** start SOURCE DOCUMENT **
Secretary of State John Kerry is making his case to Russian President Vladimir Putin for Russia to take a tougher stance on Syria at a time when Israel’s weekend air strikes against the beleaguered Mideast nation have added an unpredictable factor to the talks.
Kerry arrived Tuesday in Moscow for talks with the most powerful ally of Syrian President Bashar Assad’s regime.
Officials said Kerry hopes to change Moscow’s thinking on Syria with two new angles: American threats to arm the Syrian rebels and evidence of chemical weapon attacks by the Assad regime.
Over the weekend, Israeli warplanes targeted what Israel claimed were caches of Iranian missiles bound for Hezbollah, the Lebanon-based terror group. Such weapons would allow Hezbollah to strike Tel Aviv and as far as southern Israel from inside Lebanese territory.
Israel’s willingness to hit Syrian targets it sees as threats to its own existence has complicated the Obama administration’s internal debate over what to do about Syria.
Israel’s actions put Damascus and Moscow on notice that the US and its allies may not wait for an international green light to become more actively engaged in the Syrian conflict. The administration said last week it was rethinking its opposition to arming the Syrian rebels or taking other aggressive steps to turn the tide of the two-year-old civil war toward the rebels.
** end SOURCE DOCUMENT **
** start DATA SEGMENT **
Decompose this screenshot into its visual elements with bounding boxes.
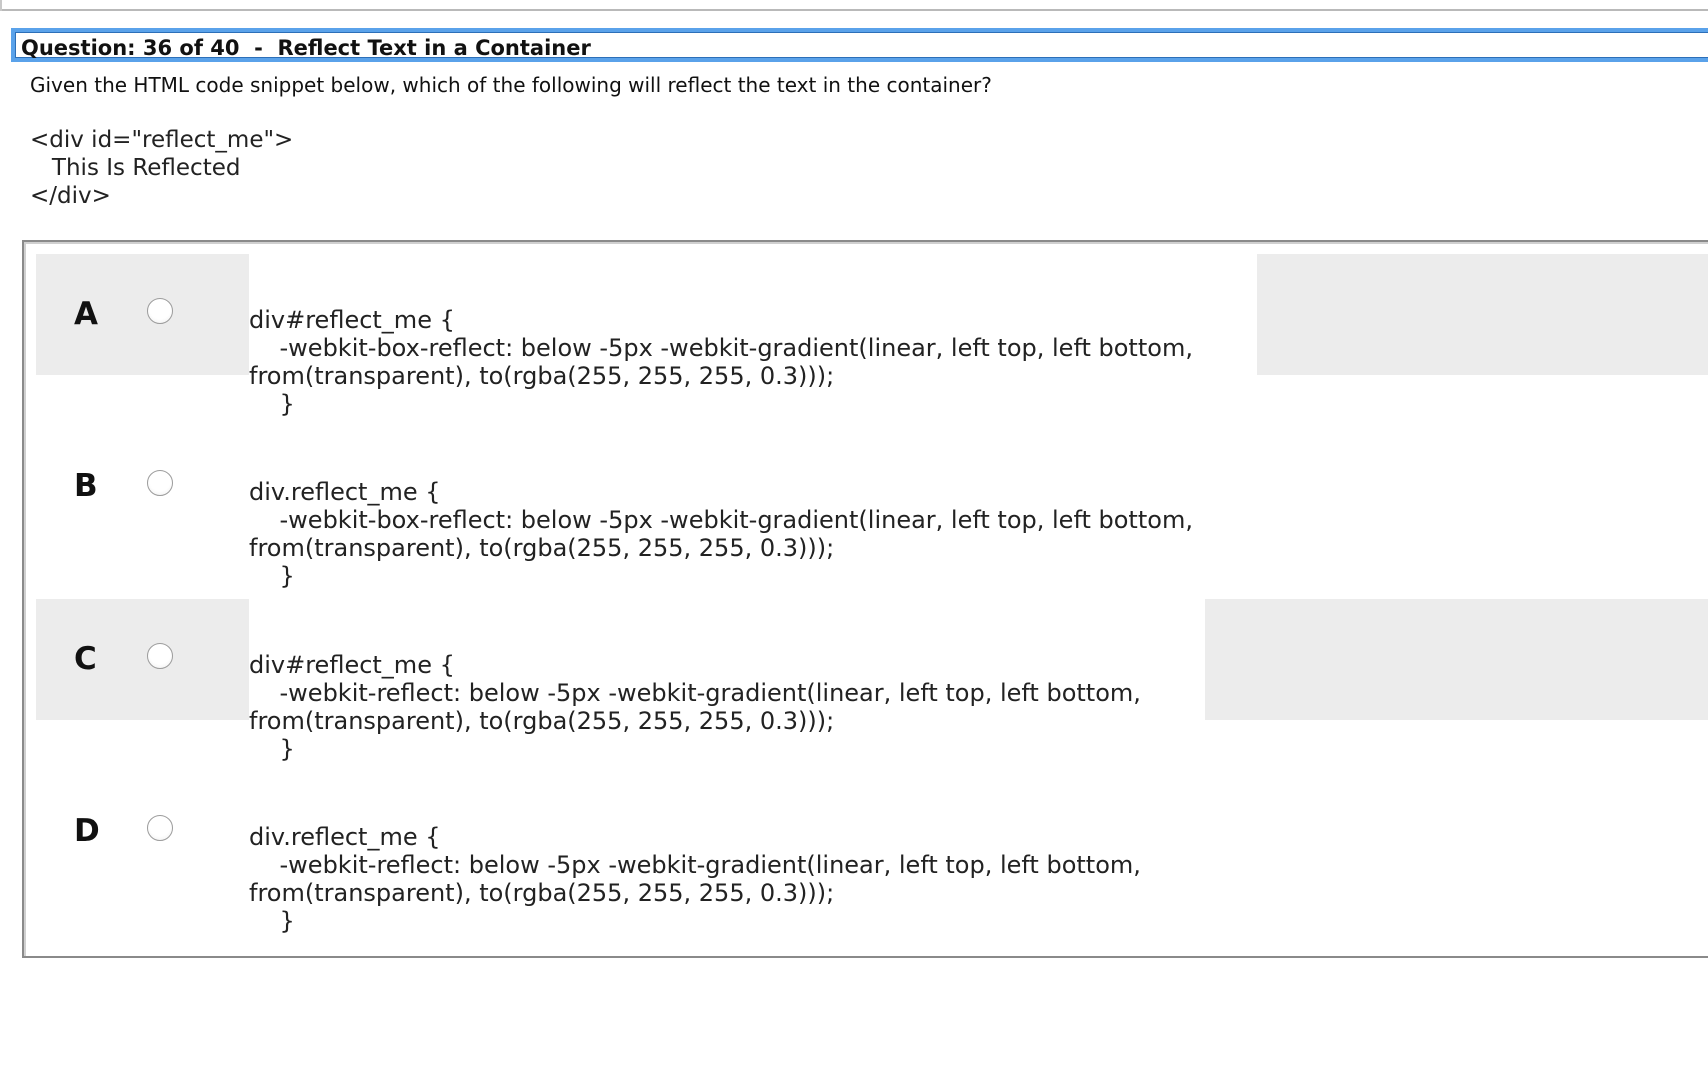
** end DATA SEGMENT **
## WRITTEN TASKS
• 1. According to the article about Kerry's Syria talks in Moscow, what two new angles does Kerry hope will change Moscow's thinking on Syria?
• 2. Carry on the article about Kerry's Syria talks in Moscow from the point where it ends.

## RESULTS FOR EACH TASK
• 1. American threats to arm the Syrian rebels, and evidence of chemical weapon attacks by the Assad regime.

• 2.
At the same time, Israeli involvement in the war carries risks. Instead of prodding Russia into calling for Assad’s ouster, it could bring greater Arab sympathy for Assad and prompt deeper involvement from Iran and Hezbollah, actors committed as much to preserving Assad as to fighting the Jewish state.
Although Israel hasn’t officially acknowledged it carried out the airstrikes, Syrian officials on Monday were blaming Israel, calling them a “declaration of war” that would cause the Jewish state to “suffer.”
Russia, alongside China, has blocked US-led efforts three times at the United Nations to pressure Assad into stepping down.
US officials are hoping Syria’s behaviour could shift Russia’s stance.
“We have consistently, in our conversations with the Russians and others, pointed clearly to Assad’s behaviour as proof that further support for the regime is not in the interest of the Syrian people or in the interest of the countries that have in the past supported Assad,” White House spokesman Jay Carney said.
US officials said the administration doesn’t believe the weekend activity will force President Barack Obama’s hand, noting that the main US concern is the use of chemical weapons by Assad, while Israel’s top concern is conventional weapons falling into the hands of its enemies.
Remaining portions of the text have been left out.